*TEXTO DE LEITURA:*
------

A ponte que divide e une
A chamada Ponte Romana — na verdade de origem medieval, apesar do nome — é o eixo gravitacional da cidade. Sete arcos de pedra sobre a água calma do rio, ligando as duas margens e, com elas, as duas antigas freguesias que desde 2013 formam uma só: Santa Maria e Santiago. Santiago, a mais jovem, nasceu em 1270, quando D. Afonso III doou o seu padroado ao Bispo de Silves. Santa Maria é de 1242, contemporânea da reconquista. Hoje, os cerca de quinze mil e quatrocentos habitantes desta união de freguesias partilham o mesmo rio, o mesmo mercado municipal, os mesmos passeios ao fim da tarde junto à água.
Atravessar a ponte ao entardecer é assistir a uma mudança de paleta cromática em tempo real. A pedra dos arcos, aquecida por horas de sol, irradia um calor seco que se sente na palma da mão ao tocar o parapeito. O rio torna-se cor de cobre. As silhuetas das igrejas escurecem contra o poente. E o silêncio instala-se — não um silêncio vazio, mas denso, pontuado pelo chapinhar discreto de uma garça que levanta voo.

------

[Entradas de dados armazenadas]
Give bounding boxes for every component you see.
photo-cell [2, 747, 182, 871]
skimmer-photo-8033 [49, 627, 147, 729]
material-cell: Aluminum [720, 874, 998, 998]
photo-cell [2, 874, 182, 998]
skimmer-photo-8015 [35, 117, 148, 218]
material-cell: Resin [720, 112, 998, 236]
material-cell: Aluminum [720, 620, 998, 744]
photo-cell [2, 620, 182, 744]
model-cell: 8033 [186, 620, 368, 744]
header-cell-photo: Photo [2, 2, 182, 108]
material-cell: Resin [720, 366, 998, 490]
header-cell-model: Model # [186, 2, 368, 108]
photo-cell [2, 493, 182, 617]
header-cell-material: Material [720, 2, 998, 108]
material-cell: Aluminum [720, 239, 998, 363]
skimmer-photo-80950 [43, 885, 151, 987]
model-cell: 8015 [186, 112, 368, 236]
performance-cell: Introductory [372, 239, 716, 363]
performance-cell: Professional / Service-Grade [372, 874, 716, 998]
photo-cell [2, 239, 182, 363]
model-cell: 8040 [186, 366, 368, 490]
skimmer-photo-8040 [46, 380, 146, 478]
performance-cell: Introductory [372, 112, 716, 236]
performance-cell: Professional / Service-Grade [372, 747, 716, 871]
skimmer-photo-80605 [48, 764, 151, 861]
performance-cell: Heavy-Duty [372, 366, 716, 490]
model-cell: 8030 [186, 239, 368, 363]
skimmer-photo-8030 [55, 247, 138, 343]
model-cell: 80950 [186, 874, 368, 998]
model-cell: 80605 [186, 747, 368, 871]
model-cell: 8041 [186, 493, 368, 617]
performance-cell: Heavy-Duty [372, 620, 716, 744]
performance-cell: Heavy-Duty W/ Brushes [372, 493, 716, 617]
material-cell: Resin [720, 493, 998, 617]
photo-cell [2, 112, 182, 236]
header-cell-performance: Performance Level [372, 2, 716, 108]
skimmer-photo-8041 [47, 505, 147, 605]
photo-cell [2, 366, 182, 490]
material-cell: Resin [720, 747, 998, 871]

------

*TAREFAS PROPOSTAS:*
1 > Responda às perguntas com base no texto sobre a ponte.
(a) Quantos arcos de pedra tem a ponte?
(b) Em que ano nasceu a freguesia de Santiago?
(c) De que cor fica o rio ao entardecer?
2 > Segundo o texto sobre a ponte, o que os habitantes da união de freguesias partilham?
3 > Continue o texto sobre a ponte a partir da última frase.

*RESPOSTAS DO EXERCÍCIO:*
1 >
(a) Sete.
(b) Em 1270.
(c) Cor de cobre.

2 > O mesmo rio, o mesmo mercado municipal e os mesmos passeios ao fim da tarde junto à água.

3 >
Sal, flamingos e ilhas de areia
A jusante, onde o Gilão se dissolve nos esteiros, começa o território do Parque Natural da Ria Formosa. A paisagem muda de escala: o casario compacto dá lugar a salinas espelhadas, sapais de vegetação rasteira, dunas baixas e ilhas-barreira que protegem a costa como um cordão de areia viva. A Ilha de Tavira, acessível por barco, oferece quilómetros de praia onde a areia é fina e o vento traz o cheiro a iodo e a maresia concentrada.
Nas salinas, a água evapora lentamente sob o sol algarvio e deixa cristais brancos que cintilam como geada fora de época. É aqui que os flamingos se alimentam — manchas cor-de-rosa contra o cinza prateado da lama — e que dezenas de outras espécies encontram refúgio. A avifauna da Ria Formosa é uma das mais ricas do sul da Europa, e observá-la exige apenas paciência e uns binóculos.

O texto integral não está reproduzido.